#### SET PROBLEM
Copy every line in which the string "consumption" occurs.

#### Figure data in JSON
━━━━━━━━━━
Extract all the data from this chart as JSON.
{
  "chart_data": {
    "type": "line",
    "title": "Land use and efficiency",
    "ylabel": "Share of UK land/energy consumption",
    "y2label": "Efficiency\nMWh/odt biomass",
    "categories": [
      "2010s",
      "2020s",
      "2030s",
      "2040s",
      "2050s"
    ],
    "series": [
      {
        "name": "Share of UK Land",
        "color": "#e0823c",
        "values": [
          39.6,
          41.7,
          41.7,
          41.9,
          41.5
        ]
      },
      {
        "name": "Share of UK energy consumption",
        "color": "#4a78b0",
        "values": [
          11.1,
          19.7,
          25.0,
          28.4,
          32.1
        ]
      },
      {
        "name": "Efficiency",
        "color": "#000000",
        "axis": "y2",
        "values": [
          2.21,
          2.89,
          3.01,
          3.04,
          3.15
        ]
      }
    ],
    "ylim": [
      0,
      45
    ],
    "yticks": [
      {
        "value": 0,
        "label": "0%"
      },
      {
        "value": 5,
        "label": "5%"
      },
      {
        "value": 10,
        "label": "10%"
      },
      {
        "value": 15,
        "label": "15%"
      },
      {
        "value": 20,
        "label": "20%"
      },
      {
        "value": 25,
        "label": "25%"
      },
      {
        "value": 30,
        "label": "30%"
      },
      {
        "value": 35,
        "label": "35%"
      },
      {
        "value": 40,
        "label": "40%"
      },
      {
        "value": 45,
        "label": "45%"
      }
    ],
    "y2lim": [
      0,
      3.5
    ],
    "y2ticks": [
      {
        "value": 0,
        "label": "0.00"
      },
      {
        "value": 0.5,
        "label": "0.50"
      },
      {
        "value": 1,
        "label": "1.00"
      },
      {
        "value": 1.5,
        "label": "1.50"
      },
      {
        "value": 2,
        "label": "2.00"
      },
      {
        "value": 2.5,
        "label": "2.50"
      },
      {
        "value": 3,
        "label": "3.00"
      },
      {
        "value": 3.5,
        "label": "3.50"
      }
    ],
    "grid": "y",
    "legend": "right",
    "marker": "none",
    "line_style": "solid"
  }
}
━━━━━━━━━━
#### WRITTEN ANSWER
    "ylabel": "Share of UK land/energy consumption",
        "name": "Share of UK energy consumption",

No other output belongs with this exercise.